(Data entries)
++++++++

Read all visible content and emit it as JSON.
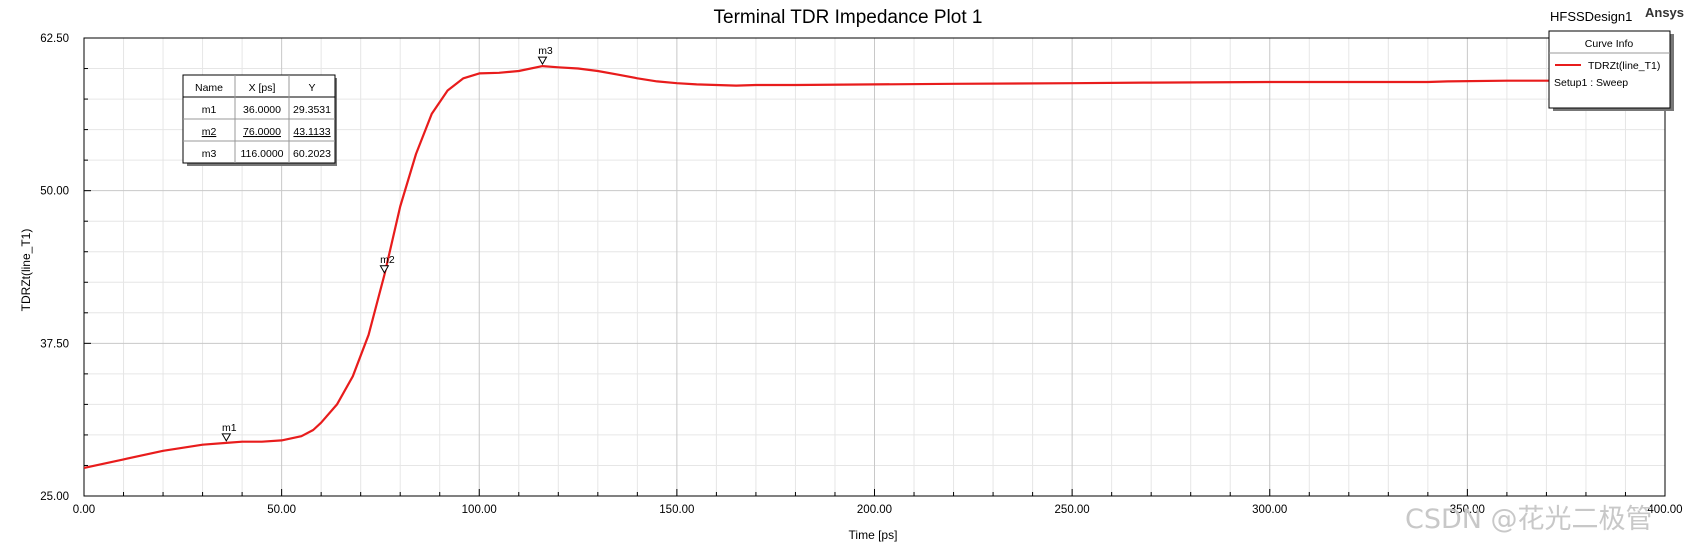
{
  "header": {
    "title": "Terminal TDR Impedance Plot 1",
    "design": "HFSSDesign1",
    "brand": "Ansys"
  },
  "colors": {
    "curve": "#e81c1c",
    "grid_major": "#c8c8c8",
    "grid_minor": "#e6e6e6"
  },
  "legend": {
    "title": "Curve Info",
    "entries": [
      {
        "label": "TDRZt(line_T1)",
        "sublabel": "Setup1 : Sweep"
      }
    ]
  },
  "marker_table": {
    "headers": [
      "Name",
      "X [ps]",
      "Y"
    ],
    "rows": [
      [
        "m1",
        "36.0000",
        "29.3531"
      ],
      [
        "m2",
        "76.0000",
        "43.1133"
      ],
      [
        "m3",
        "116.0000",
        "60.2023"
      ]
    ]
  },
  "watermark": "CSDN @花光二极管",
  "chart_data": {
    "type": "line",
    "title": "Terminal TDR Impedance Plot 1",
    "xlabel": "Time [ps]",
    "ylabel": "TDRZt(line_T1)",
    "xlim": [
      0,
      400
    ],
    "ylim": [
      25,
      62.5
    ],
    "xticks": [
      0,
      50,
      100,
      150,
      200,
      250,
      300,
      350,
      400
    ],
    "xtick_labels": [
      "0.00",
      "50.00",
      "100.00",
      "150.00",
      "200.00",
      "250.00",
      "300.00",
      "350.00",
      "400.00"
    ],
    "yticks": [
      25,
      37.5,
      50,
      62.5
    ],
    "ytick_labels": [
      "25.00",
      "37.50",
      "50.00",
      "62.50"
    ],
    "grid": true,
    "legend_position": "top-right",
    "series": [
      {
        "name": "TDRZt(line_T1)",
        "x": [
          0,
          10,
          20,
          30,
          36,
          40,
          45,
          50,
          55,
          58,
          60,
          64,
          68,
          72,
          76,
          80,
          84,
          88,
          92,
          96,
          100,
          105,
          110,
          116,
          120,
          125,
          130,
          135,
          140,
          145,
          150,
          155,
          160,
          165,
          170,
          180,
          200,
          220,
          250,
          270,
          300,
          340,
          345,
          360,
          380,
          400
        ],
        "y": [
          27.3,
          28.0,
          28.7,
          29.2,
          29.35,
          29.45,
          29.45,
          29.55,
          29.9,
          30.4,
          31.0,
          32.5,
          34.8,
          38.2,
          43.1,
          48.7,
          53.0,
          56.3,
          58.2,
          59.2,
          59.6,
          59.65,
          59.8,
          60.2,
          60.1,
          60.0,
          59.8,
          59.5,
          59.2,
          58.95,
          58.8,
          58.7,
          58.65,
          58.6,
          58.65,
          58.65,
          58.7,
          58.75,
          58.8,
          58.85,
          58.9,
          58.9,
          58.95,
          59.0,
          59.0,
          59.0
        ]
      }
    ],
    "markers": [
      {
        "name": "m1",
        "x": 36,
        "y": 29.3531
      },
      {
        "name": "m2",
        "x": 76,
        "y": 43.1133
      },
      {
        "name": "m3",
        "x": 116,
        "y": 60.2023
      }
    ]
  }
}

++++++++

Repeat each entry exactly as it appears; skip any picture.

* Task answer
Read all visible content and emit it as JSON.
{
  "header": {
    "title": "Terminal TDR Impedance Plot 1",
    "design": "HFSSDesign1",
    "brand": "Ansys"
  },
  "colors": {
    "curve": "#e81c1c",
    "grid_major": "#c8c8c8",
    "grid_minor": "#e6e6e6"
  },
  "legend": {
    "title": "Curve Info",
    "entries": [
      {
        "label": "TDRZt(line_T1)",
        "sublabel": "Setup1 : Sweep"
      }
    ]
  },
  "marker_table": {
    "headers": [
      "Name",
      "X [ps]",
      "Y"
    ],
    "rows": [
      [
        "m1",
        "36.0000",
        "29.3531"
      ],
      [
        "m2",
        "76.0000",
        "43.1133"
      ],
      [
        "m3",
        "116.0000",
        "60.2023"
      ]
    ]
  },
  "watermark": "CSDN @花光二极管",
  "chart_data": {
    "type": "line",
    "title": "Terminal TDR Impedance Plot 1",
    "xlabel": "Time [ps]",
    "ylabel": "TDRZt(line_T1)",
    "xlim": [
      0,
      400
    ],
    "ylim": [
      25,
      62.5
    ],
    "xticks": [
      0,
      50,
      100,
      150,
      200,
      250,
      300,
      350,
      400
    ],
    "xtick_labels": [
      "0.00",
      "50.00",
      "100.00",
      "150.00",
      "200.00",
      "250.00",
      "300.00",
      "350.00",
      "400.00"
    ],
    "yticks": [
      25,
      37.5,
      50,
      62.5
    ],
    "ytick_labels": [
      "25.00",
      "37.50",
      "50.00",
      "62.50"
    ],
    "grid": true,
    "legend_position": "top-right",
    "series": [
      {
        "name": "TDRZt(line_T1)",
        "x": [
          0,
          10,
          20,
          30,
          36,
          40,
          45,
          50,
          55,
          58,
          60,
          64,
          68,
          72,
          76,
          80,
          84,
          88,
          92,
          96,
          100,
          105,
          110,
          116,
          120,
          125,
          130,
          135,
          140,
          145,
          150,
          155,
          160,
          165,
          170,
          180,
          200,
          220,
          250,
          270,
          300,
          340,
          345,
          360,
          380,
          400
        ],
        "y": [
          27.3,
          28.0,
          28.7,
          29.2,
          29.35,
          29.45,
          29.45,
          29.55,
          29.9,
          30.4,
          31.0,
          32.5,
          34.8,
          38.2,
          43.1,
          48.7,
          53.0,
          56.3,
          58.2,
          59.2,
          59.6,
          59.65,
          59.8,
          60.2,
          60.1,
          60.0,
          59.8,
          59.5,
          59.2,
          58.95,
          58.8,
          58.7,
          58.65,
          58.6,
          58.65,
          58.65,
          58.7,
          58.75,
          58.8,
          58.85,
          58.9,
          58.9,
          58.95,
          59.0,
          59.0,
          59.0
        ]
      }
    ],
    "markers": [
      {
        "name": "m1",
        "x": 36,
        "y": 29.3531
      },
      {
        "name": "m2",
        "x": 76,
        "y": 43.1133
      },
      {
        "name": "m3",
        "x": 116,
        "y": 60.2023
      }
    ]
  }
}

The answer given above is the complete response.